◆ **AIM OF THE EXERCISE**
Repeat the listing exactly as given, omitting every image.
___ TASK MATERIAL ___
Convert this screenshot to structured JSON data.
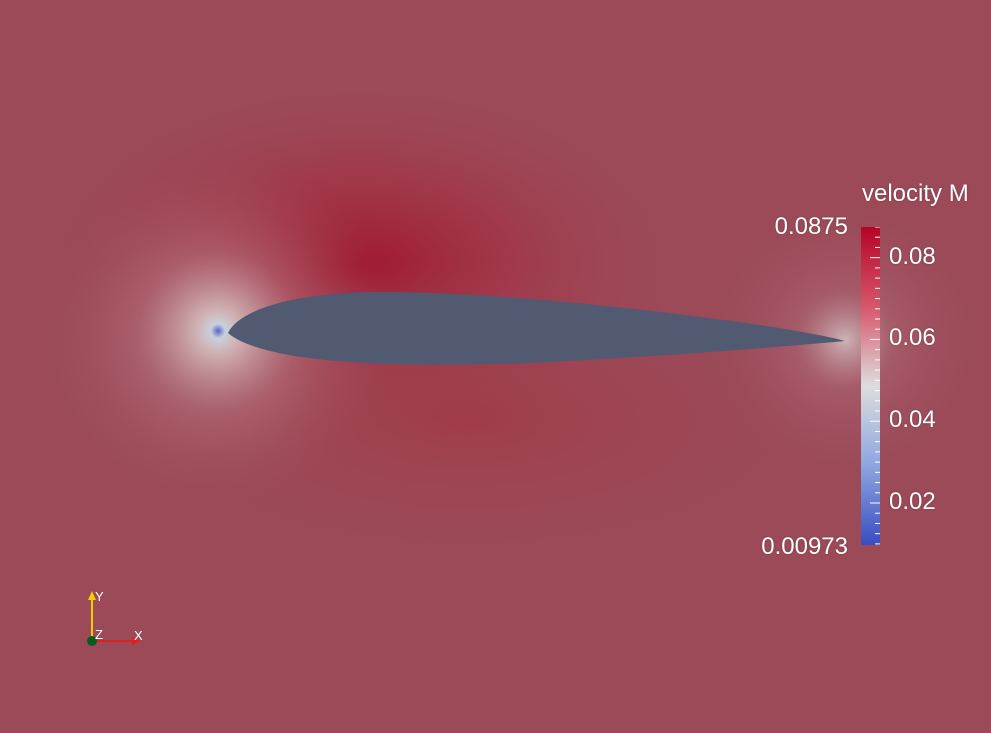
{
  "colorbar": {
    "title": "velocity M",
    "max_label": "0.0875",
    "min_label": "0.00973",
    "range": [
      0.00973,
      0.0875
    ],
    "tick_labels": [
      "0.08",
      "0.06",
      "0.04",
      "0.02"
    ],
    "tick_values": [
      0.08,
      0.06,
      0.04,
      0.02
    ],
    "colormap": [
      "#3b4cc0",
      "#dddddd",
      "#b40426"
    ]
  },
  "axes": {
    "x_label": "X",
    "y_label": "Y",
    "z_label": "Z",
    "x_color": "#e02020",
    "y_color": "#f0d000",
    "z_color": "#0a5a1a"
  },
  "scene": {
    "background_color": "#9c4a58",
    "airfoil_color": "#525a72"
  }
}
___
◆ **EXPECTED OUTPUT**
Convert this screenshot to structured JSON data.
{
  "colorbar": {
    "title": "velocity M",
    "max_label": "0.0875",
    "min_label": "0.00973",
    "range": [
      0.00973,
      0.0875
    ],
    "tick_labels": [
      "0.08",
      "0.06",
      "0.04",
      "0.02"
    ],
    "tick_values": [
      0.08,
      0.06,
      0.04,
      0.02
    ],
    "colormap": [
      "#3b4cc0",
      "#dddddd",
      "#b40426"
    ]
  },
  "axes": {
    "x_label": "X",
    "y_label": "Y",
    "z_label": "Z",
    "x_color": "#e02020",
    "y_color": "#f0d000",
    "z_color": "#0a5a1a"
  },
  "scene": {
    "background_color": "#9c4a58",
    "airfoil_color": "#525a72"
  }
}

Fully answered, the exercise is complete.